## Task
Extract every line that contains the word "lissage".

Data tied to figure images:
· · · ·
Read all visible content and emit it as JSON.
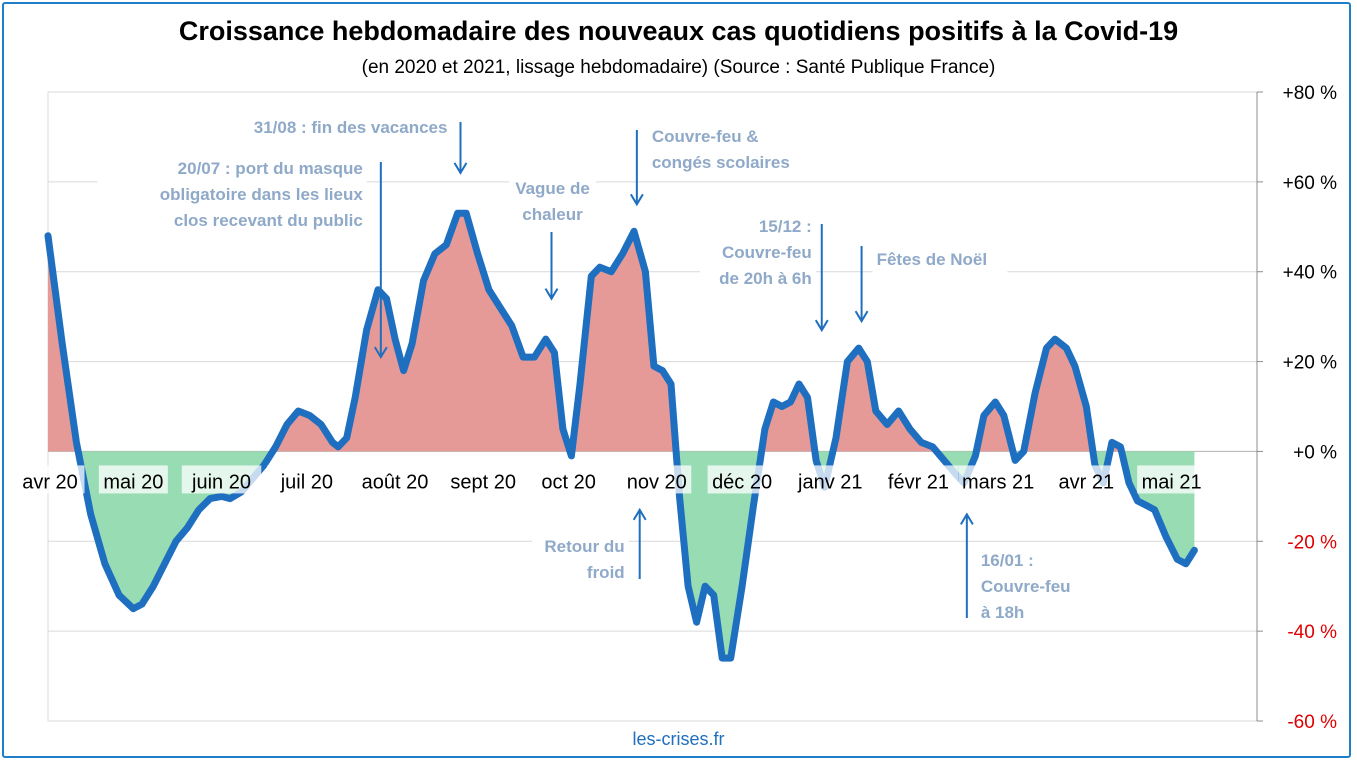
{
  "title": "Croissance hebdomadaire des nouveaux cas quotidiens positifs à la Covid-19",
  "subtitle": "(en 2020 et 2021, lissage hebdomadaire) (Source : Santé Publique France)",
  "footer": "les-crises.fr",
  "colors": {
    "line": "#1f6fc0",
    "positive_fill": "#e59a98",
    "negative_fill": "#98dcb4",
    "negative_tick": "#e00000",
    "annotation": "#8fa9c8",
    "arrow": "#1f6fbf",
    "frame": "#1f7fc6"
  },
  "chart_data": {
    "type": "area",
    "title": "Croissance hebdomadaire des nouveaux cas quotidiens positifs à la Covid-19",
    "subtitle": "(en 2020 et 2021, lissage hebdomadaire) (Source : Santé Publique France)",
    "xlabel": "",
    "ylabel": "",
    "x_range": [
      "2020-04-01",
      "2021-05-31"
    ],
    "ylim": [
      -60,
      80
    ],
    "grid": true,
    "y_ticks": [
      {
        "value": 80,
        "label": "+80 %"
      },
      {
        "value": 60,
        "label": "+60 %"
      },
      {
        "value": 40,
        "label": "+40 %"
      },
      {
        "value": 20,
        "label": "+20 %"
      },
      {
        "value": 0,
        "label": "+0 %"
      },
      {
        "value": -20,
        "label": "-20 %"
      },
      {
        "value": -40,
        "label": "-40 %"
      },
      {
        "value": -60,
        "label": "-60 %"
      }
    ],
    "x_ticks": [
      {
        "date": "2020-04-01",
        "label": "avr 20"
      },
      {
        "date": "2020-05-01",
        "label": "mai 20"
      },
      {
        "date": "2020-06-01",
        "label": "juin 20"
      },
      {
        "date": "2020-07-01",
        "label": "juil 20"
      },
      {
        "date": "2020-08-01",
        "label": "août 20"
      },
      {
        "date": "2020-09-01",
        "label": "sept 20"
      },
      {
        "date": "2020-10-01",
        "label": "oct 20"
      },
      {
        "date": "2020-11-01",
        "label": "nov 20"
      },
      {
        "date": "2020-12-01",
        "label": "déc 20"
      },
      {
        "date": "2021-01-01",
        "label": "janv 21"
      },
      {
        "date": "2021-02-01",
        "label": "févr 21"
      },
      {
        "date": "2021-03-01",
        "label": "mars 21"
      },
      {
        "date": "2021-04-01",
        "label": "avr 21"
      },
      {
        "date": "2021-05-01",
        "label": "mai 21"
      }
    ],
    "series": [
      {
        "points": [
          [
            "2020-04-01",
            48
          ],
          [
            "2020-04-06",
            24
          ],
          [
            "2020-04-11",
            2
          ],
          [
            "2020-04-16",
            -14
          ],
          [
            "2020-04-21",
            -25
          ],
          [
            "2020-04-26",
            -32
          ],
          [
            "2020-05-01",
            -35
          ],
          [
            "2020-05-04",
            -34
          ],
          [
            "2020-05-08",
            -30
          ],
          [
            "2020-05-12",
            -25
          ],
          [
            "2020-05-16",
            -20
          ],
          [
            "2020-05-20",
            -17
          ],
          [
            "2020-05-24",
            -13
          ],
          [
            "2020-05-28",
            -10.5
          ],
          [
            "2020-06-01",
            -10
          ],
          [
            "2020-06-04",
            -10.5
          ],
          [
            "2020-06-08",
            -9
          ],
          [
            "2020-06-12",
            -6
          ],
          [
            "2020-06-16",
            -3
          ],
          [
            "2020-06-20",
            1
          ],
          [
            "2020-06-24",
            6
          ],
          [
            "2020-06-28",
            9
          ],
          [
            "2020-07-02",
            8
          ],
          [
            "2020-07-06",
            6
          ],
          [
            "2020-07-10",
            2
          ],
          [
            "2020-07-12",
            1
          ],
          [
            "2020-07-15",
            3
          ],
          [
            "2020-07-18",
            12
          ],
          [
            "2020-07-22",
            27
          ],
          [
            "2020-07-26",
            36
          ],
          [
            "2020-07-29",
            34
          ],
          [
            "2020-08-01",
            25
          ],
          [
            "2020-08-04",
            18
          ],
          [
            "2020-08-07",
            24
          ],
          [
            "2020-08-11",
            38
          ],
          [
            "2020-08-15",
            44
          ],
          [
            "2020-08-19",
            46
          ],
          [
            "2020-08-23",
            53
          ],
          [
            "2020-08-26",
            53
          ],
          [
            "2020-08-30",
            44
          ],
          [
            "2020-09-03",
            36
          ],
          [
            "2020-09-07",
            32
          ],
          [
            "2020-09-11",
            28
          ],
          [
            "2020-09-15",
            21
          ],
          [
            "2020-09-19",
            21
          ],
          [
            "2020-09-23",
            25
          ],
          [
            "2020-09-26",
            22
          ],
          [
            "2020-09-29",
            5
          ],
          [
            "2020-10-02",
            -1
          ],
          [
            "2020-10-05",
            15
          ],
          [
            "2020-10-09",
            39
          ],
          [
            "2020-10-12",
            41
          ],
          [
            "2020-10-16",
            40
          ],
          [
            "2020-10-20",
            44
          ],
          [
            "2020-10-24",
            49
          ],
          [
            "2020-10-28",
            40
          ],
          [
            "2020-10-31",
            19
          ],
          [
            "2020-11-03",
            18
          ],
          [
            "2020-11-06",
            15
          ],
          [
            "2020-11-09",
            -10
          ],
          [
            "2020-11-12",
            -30
          ],
          [
            "2020-11-15",
            -38
          ],
          [
            "2020-11-18",
            -30
          ],
          [
            "2020-11-21",
            -32
          ],
          [
            "2020-11-24",
            -46
          ],
          [
            "2020-11-27",
            -46
          ],
          [
            "2020-12-01",
            -30
          ],
          [
            "2020-12-05",
            -12
          ],
          [
            "2020-12-09",
            5
          ],
          [
            "2020-12-12",
            11
          ],
          [
            "2020-12-15",
            10
          ],
          [
            "2020-12-18",
            11
          ],
          [
            "2020-12-21",
            15
          ],
          [
            "2020-12-24",
            12
          ],
          [
            "2020-12-27",
            -2
          ],
          [
            "2020-12-30",
            -8
          ],
          [
            "2021-01-03",
            3
          ],
          [
            "2021-01-07",
            20
          ],
          [
            "2021-01-11",
            23
          ],
          [
            "2021-01-14",
            20
          ],
          [
            "2021-01-17",
            9
          ],
          [
            "2021-01-21",
            6
          ],
          [
            "2021-01-25",
            9
          ],
          [
            "2021-01-29",
            5
          ],
          [
            "2021-02-02",
            2
          ],
          [
            "2021-02-06",
            1
          ],
          [
            "2021-02-10",
            -2
          ],
          [
            "2021-02-14",
            -5
          ],
          [
            "2021-02-17",
            -7
          ],
          [
            "2021-02-21",
            -1
          ],
          [
            "2021-02-24",
            8
          ],
          [
            "2021-02-28",
            11
          ],
          [
            "2021-03-03",
            8
          ],
          [
            "2021-03-07",
            -2
          ],
          [
            "2021-03-10",
            0
          ],
          [
            "2021-03-14",
            13
          ],
          [
            "2021-03-18",
            23
          ],
          [
            "2021-03-21",
            25
          ],
          [
            "2021-03-25",
            23
          ],
          [
            "2021-03-28",
            19
          ],
          [
            "2021-04-01",
            10
          ],
          [
            "2021-04-04",
            -3
          ],
          [
            "2021-04-07",
            -7
          ],
          [
            "2021-04-10",
            2
          ],
          [
            "2021-04-13",
            1
          ],
          [
            "2021-04-16",
            -7
          ],
          [
            "2021-04-19",
            -11
          ],
          [
            "2021-04-22",
            -12
          ],
          [
            "2021-04-25",
            -13
          ],
          [
            "2021-04-29",
            -19
          ],
          [
            "2021-05-03",
            -24
          ],
          [
            "2021-05-06",
            -25
          ],
          [
            "2021-05-09",
            -22
          ]
        ]
      }
    ],
    "annotations": [
      {
        "lines": [
          "20/07 : port du masque",
          "obligatoire  dans les lieux",
          "clos recevant du public"
        ],
        "date": "2020-07-27",
        "arrow": "down",
        "target": 21
      },
      {
        "lines": [
          "31/08 : fin des vacances"
        ],
        "date": "2020-08-24",
        "arrow": "down",
        "target": 62
      },
      {
        "lines": [
          "Vague de",
          "chaleur"
        ],
        "date": "2020-09-25",
        "arrow": "down",
        "target": 34
      },
      {
        "lines": [
          "Couvre-feu &",
          "congés scolaires"
        ],
        "date": "2020-10-25",
        "arrow": "down",
        "target": 55
      },
      {
        "lines": [
          "15/12 :",
          "Couvre-feu",
          "de 20h à 6h"
        ],
        "date": "2020-12-29",
        "arrow": "down",
        "target": 27
      },
      {
        "lines": [
          "Fêtes de Noël"
        ],
        "date": "2021-01-12",
        "arrow": "down",
        "target": 29
      },
      {
        "lines": [
          "Retour du",
          "froid"
        ],
        "date": "2020-10-26",
        "arrow": "up",
        "target": -13
      },
      {
        "lines": [
          "16/01 :",
          "Couvre-feu",
          "à 18h"
        ],
        "date": "2021-02-18",
        "arrow": "up",
        "target": -14
      }
    ]
  }
}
· · · ·
## The answer
  "subtitle": "(en 2020 et 2021, lissage hebdomadaire) (Source : Santé Publique France)",
    "subtitle": "(en 2020 et 2021, lissage hebdomadaire) (Source : Santé Publique France)",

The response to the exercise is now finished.